(Stored data)
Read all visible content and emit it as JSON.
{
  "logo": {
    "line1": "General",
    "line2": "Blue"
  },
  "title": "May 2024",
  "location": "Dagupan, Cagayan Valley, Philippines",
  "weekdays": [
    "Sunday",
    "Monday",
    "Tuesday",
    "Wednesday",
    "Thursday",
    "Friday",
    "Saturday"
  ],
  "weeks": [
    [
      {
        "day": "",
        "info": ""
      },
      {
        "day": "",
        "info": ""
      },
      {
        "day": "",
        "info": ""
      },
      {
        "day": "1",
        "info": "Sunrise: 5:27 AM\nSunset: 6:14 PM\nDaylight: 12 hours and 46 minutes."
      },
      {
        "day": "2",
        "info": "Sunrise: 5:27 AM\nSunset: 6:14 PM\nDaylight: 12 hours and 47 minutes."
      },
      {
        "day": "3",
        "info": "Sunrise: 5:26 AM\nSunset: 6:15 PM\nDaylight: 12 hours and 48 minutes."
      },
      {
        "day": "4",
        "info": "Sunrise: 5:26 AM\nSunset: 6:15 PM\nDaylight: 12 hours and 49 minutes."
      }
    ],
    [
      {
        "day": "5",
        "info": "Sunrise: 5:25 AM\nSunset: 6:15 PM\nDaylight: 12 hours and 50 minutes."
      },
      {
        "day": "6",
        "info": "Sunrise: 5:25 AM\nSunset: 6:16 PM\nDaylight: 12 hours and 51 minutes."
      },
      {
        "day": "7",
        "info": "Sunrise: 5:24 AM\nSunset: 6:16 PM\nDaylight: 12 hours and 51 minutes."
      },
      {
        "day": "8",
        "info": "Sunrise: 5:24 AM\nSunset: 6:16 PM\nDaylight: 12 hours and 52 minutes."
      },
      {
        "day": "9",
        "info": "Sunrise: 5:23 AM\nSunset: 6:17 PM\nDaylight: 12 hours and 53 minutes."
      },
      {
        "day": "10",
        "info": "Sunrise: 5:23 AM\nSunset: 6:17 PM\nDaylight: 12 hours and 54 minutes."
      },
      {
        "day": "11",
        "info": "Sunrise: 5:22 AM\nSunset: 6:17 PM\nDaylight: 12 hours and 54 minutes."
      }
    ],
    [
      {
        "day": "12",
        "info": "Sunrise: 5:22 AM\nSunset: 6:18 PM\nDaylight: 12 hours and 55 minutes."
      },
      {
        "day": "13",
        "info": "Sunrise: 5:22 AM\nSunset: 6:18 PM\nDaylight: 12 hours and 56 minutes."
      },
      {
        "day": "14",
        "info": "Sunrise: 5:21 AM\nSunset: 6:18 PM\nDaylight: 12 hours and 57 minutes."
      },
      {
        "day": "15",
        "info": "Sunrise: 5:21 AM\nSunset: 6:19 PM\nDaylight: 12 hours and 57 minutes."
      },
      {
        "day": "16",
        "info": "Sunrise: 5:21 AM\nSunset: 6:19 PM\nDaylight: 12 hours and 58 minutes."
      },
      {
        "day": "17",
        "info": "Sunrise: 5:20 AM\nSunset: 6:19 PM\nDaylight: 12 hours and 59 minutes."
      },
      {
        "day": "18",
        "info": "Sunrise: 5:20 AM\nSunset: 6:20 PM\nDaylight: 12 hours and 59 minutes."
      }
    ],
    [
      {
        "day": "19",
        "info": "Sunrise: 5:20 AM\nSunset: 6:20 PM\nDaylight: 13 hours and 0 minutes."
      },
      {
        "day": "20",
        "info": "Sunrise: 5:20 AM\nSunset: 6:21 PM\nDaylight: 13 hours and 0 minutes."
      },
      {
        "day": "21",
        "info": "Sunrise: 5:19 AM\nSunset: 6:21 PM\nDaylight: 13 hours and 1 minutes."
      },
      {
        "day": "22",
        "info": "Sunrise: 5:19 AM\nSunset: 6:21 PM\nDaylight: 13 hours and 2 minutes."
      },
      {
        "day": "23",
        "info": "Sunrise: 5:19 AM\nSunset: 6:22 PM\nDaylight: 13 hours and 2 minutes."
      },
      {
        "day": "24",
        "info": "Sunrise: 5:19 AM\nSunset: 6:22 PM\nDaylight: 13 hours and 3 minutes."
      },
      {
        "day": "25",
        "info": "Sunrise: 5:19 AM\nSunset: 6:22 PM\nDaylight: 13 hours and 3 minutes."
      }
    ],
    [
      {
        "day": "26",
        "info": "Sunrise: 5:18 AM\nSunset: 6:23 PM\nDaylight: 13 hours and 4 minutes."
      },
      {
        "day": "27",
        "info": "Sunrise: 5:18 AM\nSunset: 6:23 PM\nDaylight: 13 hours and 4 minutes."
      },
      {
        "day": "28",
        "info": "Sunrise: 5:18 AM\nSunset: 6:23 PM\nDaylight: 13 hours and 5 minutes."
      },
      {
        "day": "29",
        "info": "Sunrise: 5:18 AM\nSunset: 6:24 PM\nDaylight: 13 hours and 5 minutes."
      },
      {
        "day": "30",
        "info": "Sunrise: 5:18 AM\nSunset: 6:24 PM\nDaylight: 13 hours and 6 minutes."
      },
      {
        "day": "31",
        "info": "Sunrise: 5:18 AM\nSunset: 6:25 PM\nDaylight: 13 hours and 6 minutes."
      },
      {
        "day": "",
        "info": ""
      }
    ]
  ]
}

=== TO BE DONE ===
Write out the whole listing again. Match it word for word.

=== ANSWER TO THE EXERCISE ===
Read all visible content and emit it as JSON.
{
  "logo": {
    "line1": "General",
    "line2": "Blue"
  },
  "title": "May 2024",
  "location": "Dagupan, Cagayan Valley, Philippines",
  "weekdays": [
    "Sunday",
    "Monday",
    "Tuesday",
    "Wednesday",
    "Thursday",
    "Friday",
    "Saturday"
  ],
  "weeks": [
    [
      {
        "day": "",
        "info": ""
      },
      {
        "day": "",
        "info": ""
      },
      {
        "day": "",
        "info": ""
      },
      {
        "day": "1",
        "info": "Sunrise: 5:27 AM\nSunset: 6:14 PM\nDaylight: 12 hours and 46 minutes."
      },
      {
        "day": "2",
        "info": "Sunrise: 5:27 AM\nSunset: 6:14 PM\nDaylight: 12 hours and 47 minutes."
      },
      {
        "day": "3",
        "info": "Sunrise: 5:26 AM\nSunset: 6:15 PM\nDaylight: 12 hours and 48 minutes."
      },
      {
        "day": "4",
        "info": "Sunrise: 5:26 AM\nSunset: 6:15 PM\nDaylight: 12 hours and 49 minutes."
      }
    ],
    [
      {
        "day": "5",
        "info": "Sunrise: 5:25 AM\nSunset: 6:15 PM\nDaylight: 12 hours and 50 minutes."
      },
      {
        "day": "6",
        "info": "Sunrise: 5:25 AM\nSunset: 6:16 PM\nDaylight: 12 hours and 51 minutes."
      },
      {
        "day": "7",
        "info": "Sunrise: 5:24 AM\nSunset: 6:16 PM\nDaylight: 12 hours and 51 minutes."
      },
      {
        "day": "8",
        "info": "Sunrise: 5:24 AM\nSunset: 6:16 PM\nDaylight: 12 hours and 52 minutes."
      },
      {
        "day": "9",
        "info": "Sunrise: 5:23 AM\nSunset: 6:17 PM\nDaylight: 12 hours and 53 minutes."
      },
      {
        "day": "10",
        "info": "Sunrise: 5:23 AM\nSunset: 6:17 PM\nDaylight: 12 hours and 54 minutes."
      },
      {
        "day": "11",
        "info": "Sunrise: 5:22 AM\nSunset: 6:17 PM\nDaylight: 12 hours and 54 minutes."
      }
    ],
    [
      {
        "day": "12",
        "info": "Sunrise: 5:22 AM\nSunset: 6:18 PM\nDaylight: 12 hours and 55 minutes."
      },
      {
        "day": "13",
        "info": "Sunrise: 5:22 AM\nSunset: 6:18 PM\nDaylight: 12 hours and 56 minutes."
      },
      {
        "day": "14",
        "info": "Sunrise: 5:21 AM\nSunset: 6:18 PM\nDaylight: 12 hours and 57 minutes."
      },
      {
        "day": "15",
        "info": "Sunrise: 5:21 AM\nSunset: 6:19 PM\nDaylight: 12 hours and 57 minutes."
      },
      {
        "day": "16",
        "info": "Sunrise: 5:21 AM\nSunset: 6:19 PM\nDaylight: 12 hours and 58 minutes."
      },
      {
        "day": "17",
        "info": "Sunrise: 5:20 AM\nSunset: 6:19 PM\nDaylight: 12 hours and 59 minutes."
      },
      {
        "day": "18",
        "info": "Sunrise: 5:20 AM\nSunset: 6:20 PM\nDaylight: 12 hours and 59 minutes."
      }
    ],
    [
      {
        "day": "19",
        "info": "Sunrise: 5:20 AM\nSunset: 6:20 PM\nDaylight: 13 hours and 0 minutes."
      },
      {
        "day": "20",
        "info": "Sunrise: 5:20 AM\nSunset: 6:21 PM\nDaylight: 13 hours and 0 minutes."
      },
      {
        "day": "21",
        "info": "Sunrise: 5:19 AM\nSunset: 6:21 PM\nDaylight: 13 hours and 1 minutes."
      },
      {
        "day": "22",
        "info": "Sunrise: 5:19 AM\nSunset: 6:21 PM\nDaylight: 13 hours and 2 minutes."
      },
      {
        "day": "23",
        "info": "Sunrise: 5:19 AM\nSunset: 6:22 PM\nDaylight: 13 hours and 2 minutes."
      },
      {
        "day": "24",
        "info": "Sunrise: 5:19 AM\nSunset: 6:22 PM\nDaylight: 13 hours and 3 minutes."
      },
      {
        "day": "25",
        "info": "Sunrise: 5:19 AM\nSunset: 6:22 PM\nDaylight: 13 hours and 3 minutes."
      }
    ],
    [
      {
        "day": "26",
        "info": "Sunrise: 5:18 AM\nSunset: 6:23 PM\nDaylight: 13 hours and 4 minutes."
      },
      {
        "day": "27",
        "info": "Sunrise: 5:18 AM\nSunset: 6:23 PM\nDaylight: 13 hours and 4 minutes."
      },
      {
        "day": "28",
        "info": "Sunrise: 5:18 AM\nSunset: 6:23 PM\nDaylight: 13 hours and 5 minutes."
      },
      {
        "day": "29",
        "info": "Sunrise: 5:18 AM\nSunset: 6:24 PM\nDaylight: 13 hours and 5 minutes."
      },
      {
        "day": "30",
        "info": "Sunrise: 5:18 AM\nSunset: 6:24 PM\nDaylight: 13 hours and 6 minutes."
      },
      {
        "day": "31",
        "info": "Sunrise: 5:18 AM\nSunset: 6:25 PM\nDaylight: 13 hours and 6 minutes."
      },
      {
        "day": "",
        "info": ""
      }
    ]
  ]
}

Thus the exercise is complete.